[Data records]

>> BEGIN

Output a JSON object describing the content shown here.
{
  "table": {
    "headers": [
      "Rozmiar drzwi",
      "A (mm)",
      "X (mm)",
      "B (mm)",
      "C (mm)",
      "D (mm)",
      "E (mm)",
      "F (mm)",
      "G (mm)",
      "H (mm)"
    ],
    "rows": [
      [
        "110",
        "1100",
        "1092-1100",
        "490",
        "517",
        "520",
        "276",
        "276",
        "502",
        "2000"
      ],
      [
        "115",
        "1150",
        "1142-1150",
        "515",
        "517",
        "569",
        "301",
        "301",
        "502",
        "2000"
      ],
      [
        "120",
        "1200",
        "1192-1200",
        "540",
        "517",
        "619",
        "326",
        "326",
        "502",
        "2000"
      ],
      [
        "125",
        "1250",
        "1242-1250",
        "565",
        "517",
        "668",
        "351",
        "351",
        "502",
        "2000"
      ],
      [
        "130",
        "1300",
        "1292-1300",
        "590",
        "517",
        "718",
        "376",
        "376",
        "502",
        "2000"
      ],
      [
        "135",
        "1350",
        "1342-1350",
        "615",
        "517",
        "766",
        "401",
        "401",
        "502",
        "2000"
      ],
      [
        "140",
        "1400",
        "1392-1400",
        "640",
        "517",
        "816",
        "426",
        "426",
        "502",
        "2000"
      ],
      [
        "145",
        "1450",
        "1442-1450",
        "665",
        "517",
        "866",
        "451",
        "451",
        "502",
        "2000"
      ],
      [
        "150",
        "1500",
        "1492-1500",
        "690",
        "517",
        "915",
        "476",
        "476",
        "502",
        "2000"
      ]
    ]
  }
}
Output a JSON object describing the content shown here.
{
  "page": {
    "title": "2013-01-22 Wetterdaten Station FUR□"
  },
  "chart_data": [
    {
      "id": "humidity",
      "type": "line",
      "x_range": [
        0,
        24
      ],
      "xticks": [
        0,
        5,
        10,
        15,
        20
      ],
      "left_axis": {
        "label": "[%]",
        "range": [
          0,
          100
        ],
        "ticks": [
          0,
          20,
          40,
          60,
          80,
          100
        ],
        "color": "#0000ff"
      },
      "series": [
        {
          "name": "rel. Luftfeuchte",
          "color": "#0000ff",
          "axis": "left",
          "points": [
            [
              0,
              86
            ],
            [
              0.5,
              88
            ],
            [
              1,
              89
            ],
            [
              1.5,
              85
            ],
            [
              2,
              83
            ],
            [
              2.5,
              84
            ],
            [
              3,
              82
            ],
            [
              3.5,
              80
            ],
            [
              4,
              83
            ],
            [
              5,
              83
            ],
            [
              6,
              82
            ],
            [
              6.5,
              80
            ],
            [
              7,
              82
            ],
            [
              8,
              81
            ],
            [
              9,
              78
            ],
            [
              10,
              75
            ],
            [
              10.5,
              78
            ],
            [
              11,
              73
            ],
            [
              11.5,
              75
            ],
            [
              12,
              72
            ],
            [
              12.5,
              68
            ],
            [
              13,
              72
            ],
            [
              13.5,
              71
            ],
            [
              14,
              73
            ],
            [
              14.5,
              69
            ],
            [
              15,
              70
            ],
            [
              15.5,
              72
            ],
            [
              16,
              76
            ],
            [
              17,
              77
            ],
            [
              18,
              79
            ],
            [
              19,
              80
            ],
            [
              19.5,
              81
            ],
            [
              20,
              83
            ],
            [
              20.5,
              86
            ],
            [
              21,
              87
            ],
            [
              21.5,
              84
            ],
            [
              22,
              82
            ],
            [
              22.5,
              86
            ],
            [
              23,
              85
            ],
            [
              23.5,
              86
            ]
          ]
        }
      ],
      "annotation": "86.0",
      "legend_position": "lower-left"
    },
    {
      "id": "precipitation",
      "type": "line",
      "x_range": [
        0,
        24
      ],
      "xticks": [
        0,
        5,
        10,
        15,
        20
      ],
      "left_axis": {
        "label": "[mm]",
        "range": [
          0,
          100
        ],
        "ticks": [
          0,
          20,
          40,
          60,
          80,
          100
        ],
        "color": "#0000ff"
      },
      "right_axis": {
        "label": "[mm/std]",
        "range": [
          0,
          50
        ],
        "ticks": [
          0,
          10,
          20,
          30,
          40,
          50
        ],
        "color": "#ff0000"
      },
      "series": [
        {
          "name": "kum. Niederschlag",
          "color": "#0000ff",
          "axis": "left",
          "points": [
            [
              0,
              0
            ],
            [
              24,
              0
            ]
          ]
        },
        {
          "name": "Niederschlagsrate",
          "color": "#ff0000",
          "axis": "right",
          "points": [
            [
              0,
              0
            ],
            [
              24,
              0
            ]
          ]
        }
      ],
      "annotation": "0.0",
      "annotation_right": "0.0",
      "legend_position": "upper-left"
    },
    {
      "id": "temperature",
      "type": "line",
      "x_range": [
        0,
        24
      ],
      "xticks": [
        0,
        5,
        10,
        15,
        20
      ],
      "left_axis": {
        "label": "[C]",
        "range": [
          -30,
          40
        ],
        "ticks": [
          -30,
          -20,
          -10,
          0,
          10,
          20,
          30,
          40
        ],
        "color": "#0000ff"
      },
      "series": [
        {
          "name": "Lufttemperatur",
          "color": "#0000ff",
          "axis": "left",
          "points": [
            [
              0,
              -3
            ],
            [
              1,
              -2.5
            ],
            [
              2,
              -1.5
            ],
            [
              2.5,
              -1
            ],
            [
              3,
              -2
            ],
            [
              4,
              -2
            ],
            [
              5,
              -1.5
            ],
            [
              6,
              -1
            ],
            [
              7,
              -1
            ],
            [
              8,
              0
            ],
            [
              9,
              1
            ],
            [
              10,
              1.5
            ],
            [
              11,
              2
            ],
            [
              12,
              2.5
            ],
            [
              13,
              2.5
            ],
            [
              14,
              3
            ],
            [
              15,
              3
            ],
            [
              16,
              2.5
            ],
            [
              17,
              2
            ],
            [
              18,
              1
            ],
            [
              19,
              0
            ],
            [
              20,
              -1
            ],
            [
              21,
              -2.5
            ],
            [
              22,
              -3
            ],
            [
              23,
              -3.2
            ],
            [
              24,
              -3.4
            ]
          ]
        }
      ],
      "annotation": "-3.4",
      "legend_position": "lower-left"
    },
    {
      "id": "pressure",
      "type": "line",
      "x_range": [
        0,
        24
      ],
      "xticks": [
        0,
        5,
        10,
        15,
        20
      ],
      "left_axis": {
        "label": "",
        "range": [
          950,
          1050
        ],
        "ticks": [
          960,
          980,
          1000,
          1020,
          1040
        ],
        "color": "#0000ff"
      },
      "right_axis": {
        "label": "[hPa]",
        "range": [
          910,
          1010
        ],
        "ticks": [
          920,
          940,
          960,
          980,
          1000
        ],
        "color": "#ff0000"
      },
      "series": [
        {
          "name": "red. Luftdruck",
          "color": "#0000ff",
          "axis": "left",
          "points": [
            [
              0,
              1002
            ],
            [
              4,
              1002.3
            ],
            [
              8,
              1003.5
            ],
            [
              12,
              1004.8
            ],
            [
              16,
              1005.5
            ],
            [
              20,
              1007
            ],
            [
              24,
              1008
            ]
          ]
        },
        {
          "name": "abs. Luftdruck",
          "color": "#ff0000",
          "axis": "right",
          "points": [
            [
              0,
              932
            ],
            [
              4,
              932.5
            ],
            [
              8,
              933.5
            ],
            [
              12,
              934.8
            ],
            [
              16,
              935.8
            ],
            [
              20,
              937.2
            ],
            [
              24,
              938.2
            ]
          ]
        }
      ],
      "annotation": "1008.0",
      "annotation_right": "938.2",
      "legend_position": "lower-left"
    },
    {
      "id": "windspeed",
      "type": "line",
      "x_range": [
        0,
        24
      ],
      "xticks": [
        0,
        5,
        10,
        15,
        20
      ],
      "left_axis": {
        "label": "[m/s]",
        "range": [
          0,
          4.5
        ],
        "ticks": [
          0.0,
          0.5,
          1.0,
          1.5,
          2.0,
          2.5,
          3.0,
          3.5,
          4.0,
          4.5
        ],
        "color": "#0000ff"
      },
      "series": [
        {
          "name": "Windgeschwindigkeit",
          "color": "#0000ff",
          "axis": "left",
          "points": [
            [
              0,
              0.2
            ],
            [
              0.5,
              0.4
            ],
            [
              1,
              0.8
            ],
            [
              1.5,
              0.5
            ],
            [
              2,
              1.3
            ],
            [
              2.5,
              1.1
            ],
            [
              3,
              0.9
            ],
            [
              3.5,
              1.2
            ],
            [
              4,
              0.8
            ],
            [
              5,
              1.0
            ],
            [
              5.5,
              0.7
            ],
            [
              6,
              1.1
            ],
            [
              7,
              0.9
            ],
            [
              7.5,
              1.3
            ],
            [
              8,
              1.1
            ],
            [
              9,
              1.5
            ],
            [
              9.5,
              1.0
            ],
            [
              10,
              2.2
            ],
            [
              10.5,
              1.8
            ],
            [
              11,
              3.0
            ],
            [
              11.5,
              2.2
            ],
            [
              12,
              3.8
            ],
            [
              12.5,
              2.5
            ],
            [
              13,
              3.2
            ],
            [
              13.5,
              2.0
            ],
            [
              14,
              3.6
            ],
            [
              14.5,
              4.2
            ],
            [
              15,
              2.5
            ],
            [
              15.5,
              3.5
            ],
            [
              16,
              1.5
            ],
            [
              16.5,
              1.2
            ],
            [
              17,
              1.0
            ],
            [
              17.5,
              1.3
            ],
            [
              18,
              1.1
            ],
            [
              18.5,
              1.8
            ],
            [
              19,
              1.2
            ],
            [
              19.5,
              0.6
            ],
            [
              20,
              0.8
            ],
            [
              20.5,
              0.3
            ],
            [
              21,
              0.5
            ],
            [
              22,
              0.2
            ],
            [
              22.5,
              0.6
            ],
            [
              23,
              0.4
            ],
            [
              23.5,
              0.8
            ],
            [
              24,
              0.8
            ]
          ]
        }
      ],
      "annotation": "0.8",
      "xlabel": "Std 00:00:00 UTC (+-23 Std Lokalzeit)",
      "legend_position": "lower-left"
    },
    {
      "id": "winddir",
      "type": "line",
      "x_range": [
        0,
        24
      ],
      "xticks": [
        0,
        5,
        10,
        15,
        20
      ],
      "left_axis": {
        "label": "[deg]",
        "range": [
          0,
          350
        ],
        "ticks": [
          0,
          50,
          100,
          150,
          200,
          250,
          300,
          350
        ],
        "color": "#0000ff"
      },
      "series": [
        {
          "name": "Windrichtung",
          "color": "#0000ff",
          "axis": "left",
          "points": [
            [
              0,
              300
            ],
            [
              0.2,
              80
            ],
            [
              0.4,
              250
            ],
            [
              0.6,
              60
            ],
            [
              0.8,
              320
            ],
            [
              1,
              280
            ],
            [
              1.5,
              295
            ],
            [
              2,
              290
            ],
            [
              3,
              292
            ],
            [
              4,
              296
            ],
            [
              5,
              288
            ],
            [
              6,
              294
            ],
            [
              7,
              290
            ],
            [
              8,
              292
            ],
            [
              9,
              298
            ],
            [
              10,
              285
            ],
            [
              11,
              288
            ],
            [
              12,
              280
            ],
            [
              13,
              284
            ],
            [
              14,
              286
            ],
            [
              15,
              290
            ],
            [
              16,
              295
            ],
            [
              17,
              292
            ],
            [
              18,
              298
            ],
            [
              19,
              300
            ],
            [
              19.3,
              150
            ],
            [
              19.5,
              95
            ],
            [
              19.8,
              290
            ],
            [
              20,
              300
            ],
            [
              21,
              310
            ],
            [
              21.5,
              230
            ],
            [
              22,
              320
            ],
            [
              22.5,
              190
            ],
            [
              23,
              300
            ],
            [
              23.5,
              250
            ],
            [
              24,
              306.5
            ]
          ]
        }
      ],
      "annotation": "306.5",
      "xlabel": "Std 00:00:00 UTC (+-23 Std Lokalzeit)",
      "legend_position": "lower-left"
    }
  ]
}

>> END

**GOAL**
State the number of lines in the records that include "Luftdruck", and write nothing else.

**OUTPUT OF THE EXERCISE**
2